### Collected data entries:
- - -

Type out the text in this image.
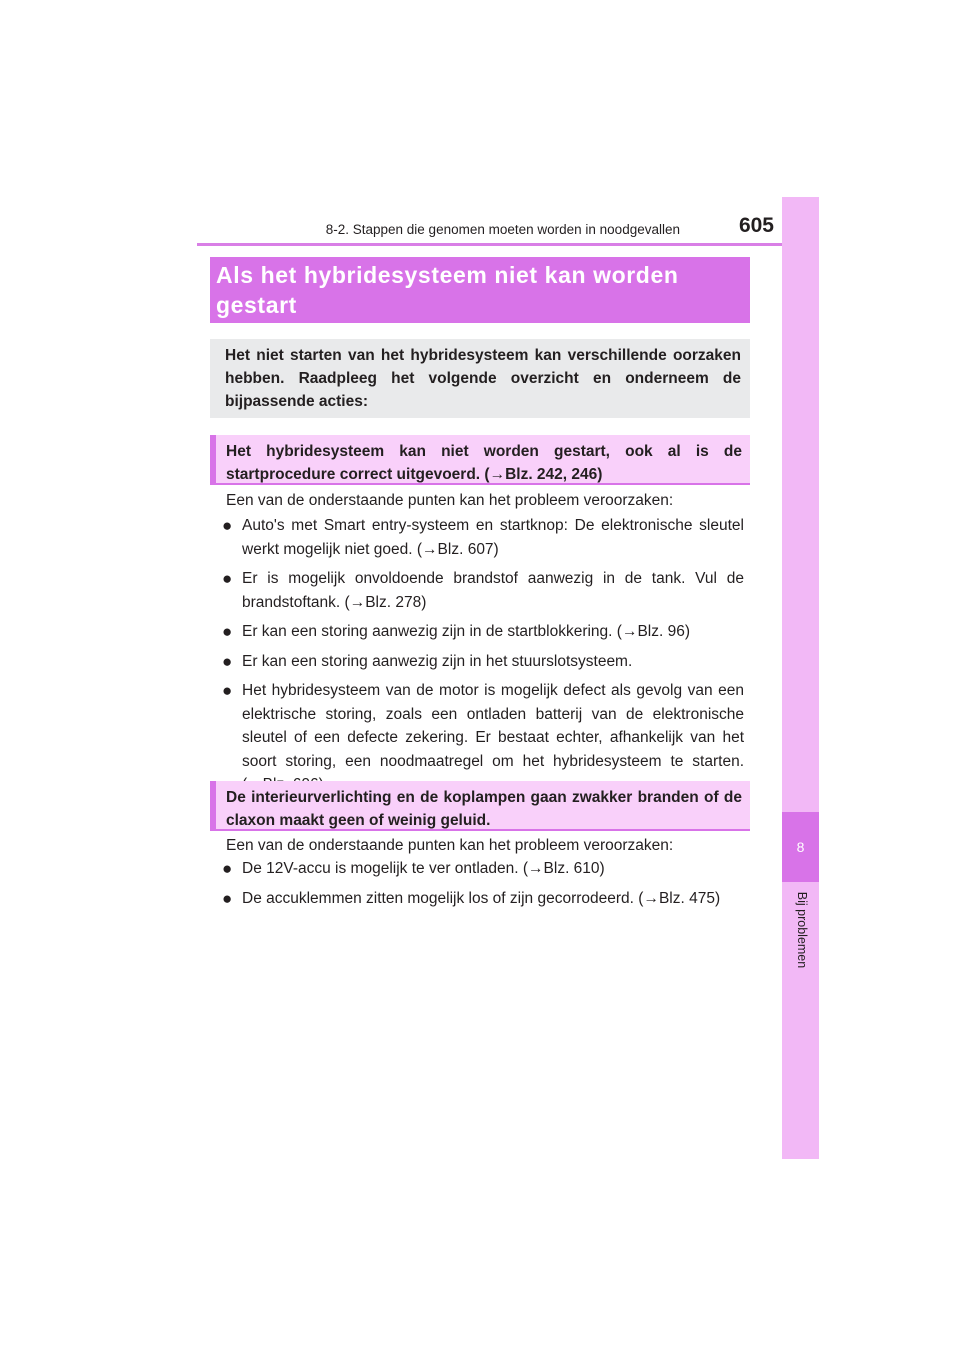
8-2. Stappen die genomen moeten worden in noodgevallen	605
8
Bij problemen
Als het hybridesysteem niet kan worden gestart
Het niet starten van het hybridesysteem kan verschillende oorzaken hebben. Raadpleeg het volgende overzicht en onderneem de bijpassende acties:
Het hybridesysteem kan niet worden gestart, ook al is de startprocedure correct uitgevoerd. (→Blz. 242, 246)
Een van de onderstaande punten kan het probleem veroorzaken:
● Auto's met Smart entry-systeem en startknop: De elektronische sleutel werkt mogelijk niet goed. (→Blz. 607)
● Er is mogelijk onvoldoende brandstof aanwezig in de tank. Vul de brandstoftank. (→Blz. 278)
● Er kan een storing aanwezig zijn in de startblokkering. (→Blz. 96)
● Er kan een storing aanwezig zijn in het stuurslotsysteem.
● Het hybridesysteem van de motor is mogelijk defect als gevolg van een elektrische storing, zoals een ontladen batterij van de elektronische sleutel of een defecte zekering. Er bestaat echter, afhankelijk van het soort storing, een noodmaatregel om het hybridesysteem te starten.
De interieurverlichting en de koplampen gaan zwakker branden of de claxon maakt geen of weinig geluid.
Een van de onderstaande punten kan het probleem veroorzaken:
● De 12V-accu is mogelijk te ver ontladen. (→Blz. 610)
● De accuklemmen zitten mogelijk los of zijn gecorrodeerd. (→Blz. 475)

- - -

What is wanted is a word-for-word restatement of the entries, without their images.

Type out the text in this image.
8-2. Stappen die genomen moeten worden in noodgevallen	605
8
Bij problemen
Als het hybridesysteem niet kan worden gestart
Het niet starten van het hybridesysteem kan verschillende oorzaken hebben. Raadpleeg het volgende overzicht en onderneem de bijpassende acties:
Het hybridesysteem kan niet worden gestart, ook al is de startprocedure correct uitgevoerd. (→Blz. 242, 246)
Een van de onderstaande punten kan het probleem veroorzaken:
● Auto's met Smart entry-systeem en startknop: De elektronische sleutel werkt mogelijk niet goed. (→Blz. 607)
● Er is mogelijk onvoldoende brandstof aanwezig in de tank. Vul de brandstoftank. (→Blz. 278)
● Er kan een storing aanwezig zijn in de startblokkering. (→Blz. 96)
● Er kan een storing aanwezig zijn in het stuurslotsysteem.
● Het hybridesysteem van de motor is mogelijk defect als gevolg van een elektrische storing, zoals een ontladen batterij van de elektronische sleutel of een defecte zekering. Er bestaat echter, afhankelijk van het soort storing, een noodmaatregel om het hybridesysteem te starten.
De interieurverlichting en de koplampen gaan zwakker branden of de claxon maakt geen of weinig geluid.
Een van de onderstaande punten kan het probleem veroorzaken:
● De 12V-accu is mogelijk te ver ontladen. (→Blz. 610)
● De accuklemmen zitten mogelijk los of zijn gecorrodeerd. (→Blz. 475)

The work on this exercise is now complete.